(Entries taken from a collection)
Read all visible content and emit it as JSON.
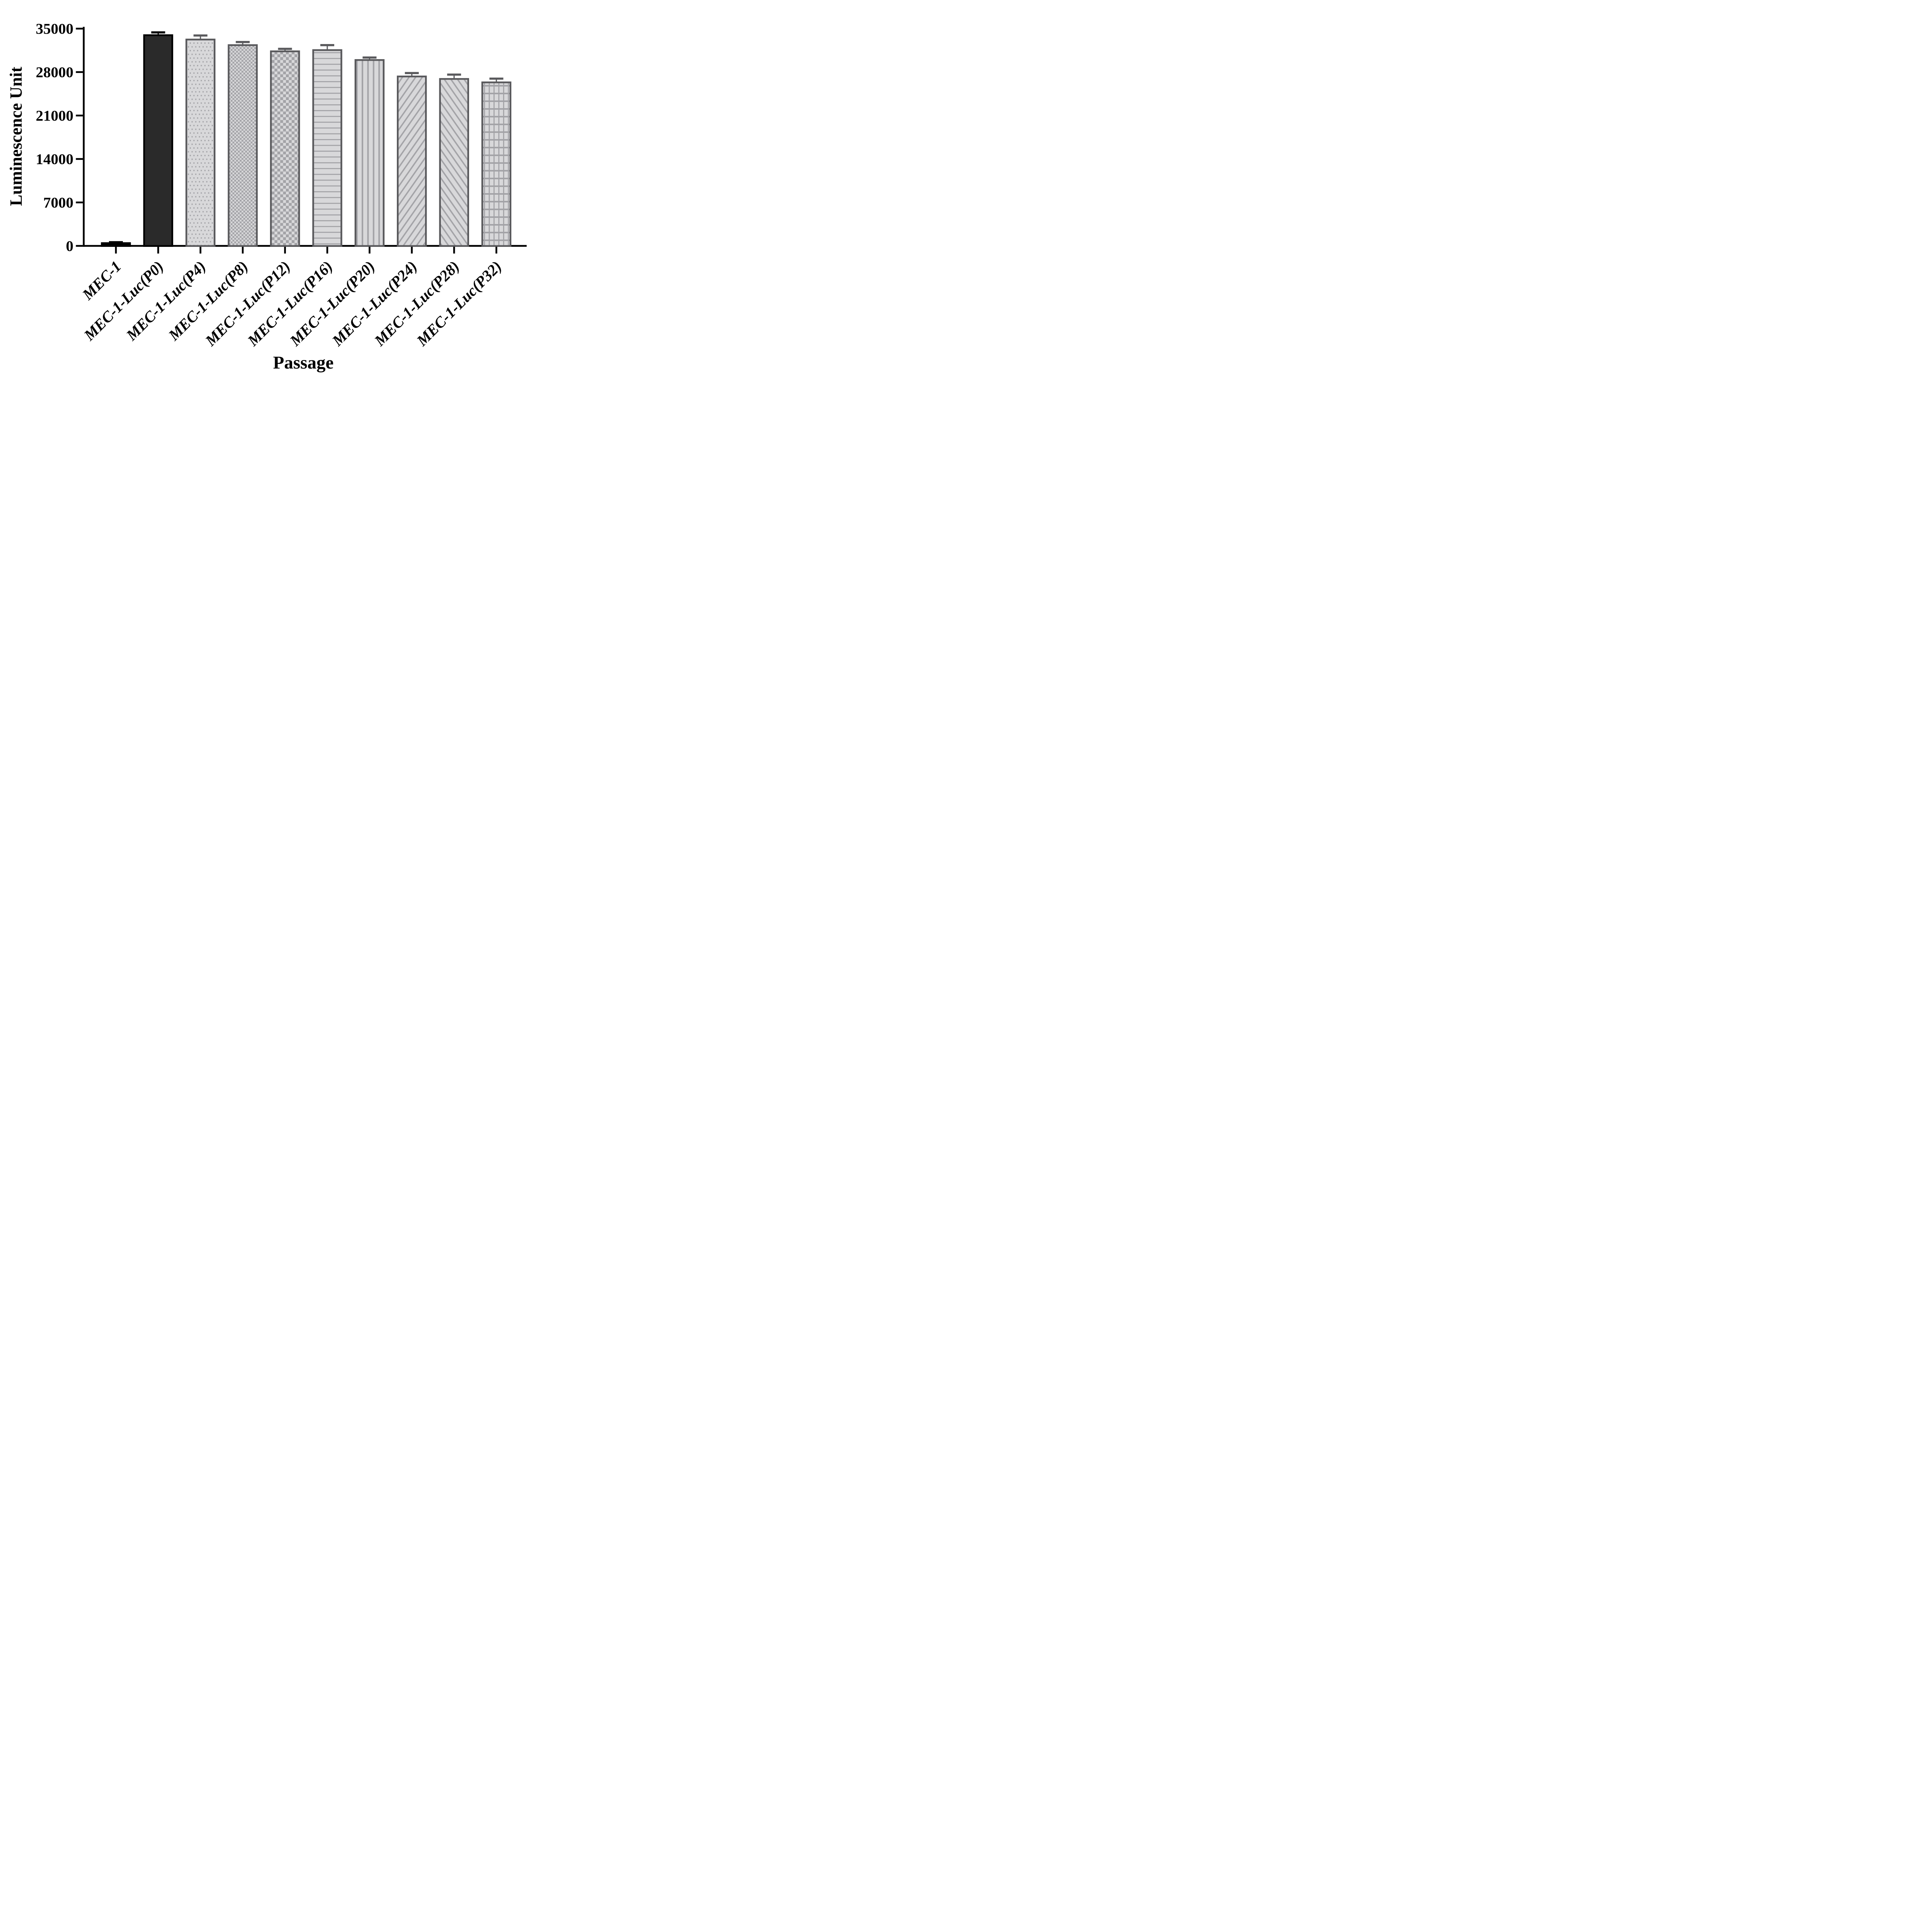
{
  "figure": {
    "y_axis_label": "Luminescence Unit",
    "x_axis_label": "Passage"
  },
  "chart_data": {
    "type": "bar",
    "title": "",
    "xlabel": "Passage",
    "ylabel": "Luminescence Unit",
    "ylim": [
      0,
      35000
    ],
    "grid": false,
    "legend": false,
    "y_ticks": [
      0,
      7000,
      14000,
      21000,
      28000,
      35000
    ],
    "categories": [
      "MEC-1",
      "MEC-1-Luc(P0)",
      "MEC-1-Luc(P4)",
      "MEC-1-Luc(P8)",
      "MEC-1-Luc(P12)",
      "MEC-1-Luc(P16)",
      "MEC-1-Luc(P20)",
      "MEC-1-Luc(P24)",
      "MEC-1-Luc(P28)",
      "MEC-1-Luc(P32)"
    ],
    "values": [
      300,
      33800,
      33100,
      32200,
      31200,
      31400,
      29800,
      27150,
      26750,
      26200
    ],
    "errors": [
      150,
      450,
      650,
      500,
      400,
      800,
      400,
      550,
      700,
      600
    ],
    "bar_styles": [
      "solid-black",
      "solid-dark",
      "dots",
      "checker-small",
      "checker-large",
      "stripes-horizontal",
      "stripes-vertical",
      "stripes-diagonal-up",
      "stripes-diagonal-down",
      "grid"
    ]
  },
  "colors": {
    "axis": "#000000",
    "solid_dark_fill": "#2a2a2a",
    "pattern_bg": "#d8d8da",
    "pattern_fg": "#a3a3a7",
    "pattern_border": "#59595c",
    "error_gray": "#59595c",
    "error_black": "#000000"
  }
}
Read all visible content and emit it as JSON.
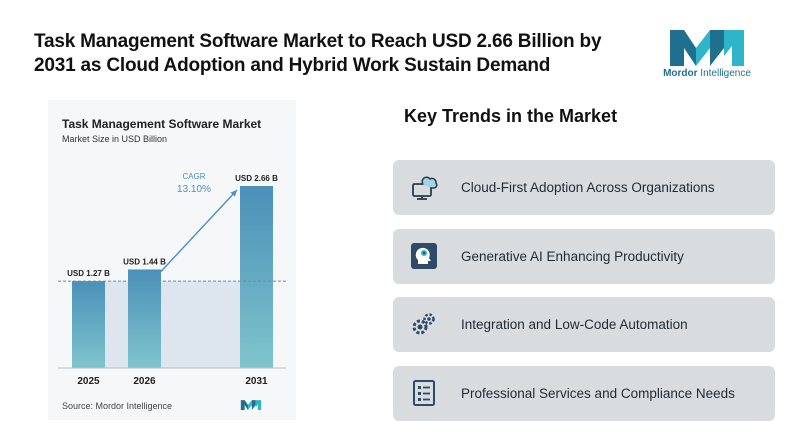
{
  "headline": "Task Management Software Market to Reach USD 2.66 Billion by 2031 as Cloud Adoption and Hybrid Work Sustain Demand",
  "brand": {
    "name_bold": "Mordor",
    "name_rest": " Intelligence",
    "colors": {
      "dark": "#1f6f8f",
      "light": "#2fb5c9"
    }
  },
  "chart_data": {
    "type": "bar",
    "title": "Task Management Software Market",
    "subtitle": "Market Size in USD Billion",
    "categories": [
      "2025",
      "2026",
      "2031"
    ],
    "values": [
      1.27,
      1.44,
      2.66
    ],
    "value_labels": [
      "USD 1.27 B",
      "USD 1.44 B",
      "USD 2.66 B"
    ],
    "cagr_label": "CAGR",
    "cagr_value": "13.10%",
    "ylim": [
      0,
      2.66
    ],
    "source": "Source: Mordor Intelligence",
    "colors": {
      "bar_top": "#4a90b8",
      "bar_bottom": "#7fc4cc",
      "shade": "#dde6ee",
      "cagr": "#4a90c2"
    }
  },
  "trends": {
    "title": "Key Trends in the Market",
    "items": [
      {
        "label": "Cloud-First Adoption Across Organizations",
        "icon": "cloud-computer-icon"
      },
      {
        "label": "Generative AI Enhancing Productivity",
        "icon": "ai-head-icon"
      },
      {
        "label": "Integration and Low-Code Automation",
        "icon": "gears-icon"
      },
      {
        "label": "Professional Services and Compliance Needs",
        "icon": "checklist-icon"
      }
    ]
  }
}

§ DIRECTIONS FOR THIS TASK
Copy the listing in full and without alteration, omitting every picture.

§ RESULT OF THE EXERCISE
Read all visible content and emit it as JSON.
{
  "figure": {
    "y_axis_label": "Luminescence Unit",
    "x_axis_label": "Passage"
  },
  "chart_data": {
    "type": "bar",
    "title": "",
    "xlabel": "Passage",
    "ylabel": "Luminescence Unit",
    "ylim": [
      0,
      35000
    ],
    "grid": false,
    "legend": false,
    "y_ticks": [
      0,
      7000,
      14000,
      21000,
      28000,
      35000
    ],
    "categories": [
      "MEC-1",
      "MEC-1-Luc(P0)",
      "MEC-1-Luc(P4)",
      "MEC-1-Luc(P8)",
      "MEC-1-Luc(P12)",
      "MEC-1-Luc(P16)",
      "MEC-1-Luc(P20)",
      "MEC-1-Luc(P24)",
      "MEC-1-Luc(P28)",
      "MEC-1-Luc(P32)"
    ],
    "values": [
      300,
      33800,
      33100,
      32200,
      31200,
      31400,
      29800,
      27150,
      26750,
      26200
    ],
    "errors": [
      150,
      450,
      650,
      500,
      400,
      800,
      400,
      550,
      700,
      600
    ],
    "bar_styles": [
      "solid-black",
      "solid-dark",
      "dots",
      "checker-small",
      "checker-large",
      "stripes-horizontal",
      "stripes-vertical",
      "stripes-diagonal-up",
      "stripes-diagonal-down",
      "grid"
    ]
  },
  "colors": {
    "axis": "#000000",
    "solid_dark_fill": "#2a2a2a",
    "pattern_bg": "#d8d8da",
    "pattern_fg": "#a3a3a7",
    "pattern_border": "#59595c",
    "error_gray": "#59595c",
    "error_black": "#000000"
  }
}
Read all visible content and emit it as JSON.
{
  "headline": "Task Management Software Market to Reach USD 2.66 Billion by 2031 as Cloud Adoption and Hybrid Work Sustain Demand",
  "brand": {
    "name_bold": "Mordor",
    "name_rest": " Intelligence",
    "colors": {
      "dark": "#1f6f8f",
      "light": "#2fb5c9"
    }
  },
  "chart_data": {
    "type": "bar",
    "title": "Task Management Software Market",
    "subtitle": "Market Size in USD Billion",
    "categories": [
      "2025",
      "2026",
      "2031"
    ],
    "values": [
      1.27,
      1.44,
      2.66
    ],
    "value_labels": [
      "USD 1.27 B",
      "USD 1.44 B",
      "USD 2.66 B"
    ],
    "cagr_label": "CAGR",
    "cagr_value": "13.10%",
    "ylim": [
      0,
      2.66
    ],
    "source": "Source: Mordor Intelligence",
    "colors": {
      "bar_top": "#4a90b8",
      "bar_bottom": "#7fc4cc",
      "shade": "#dde6ee",
      "cagr": "#4a90c2"
    }
  },
  "trends": {
    "title": "Key Trends in the Market",
    "items": [
      {
        "label": "Cloud-First Adoption Across Organizations",
        "icon": "cloud-computer-icon"
      },
      {
        "label": "Generative AI Enhancing Productivity",
        "icon": "ai-head-icon"
      },
      {
        "label": "Integration and Low-Code Automation",
        "icon": "gears-icon"
      },
      {
        "label": "Professional Services and Compliance Needs",
        "icon": "checklist-icon"
      }
    ]
  }
}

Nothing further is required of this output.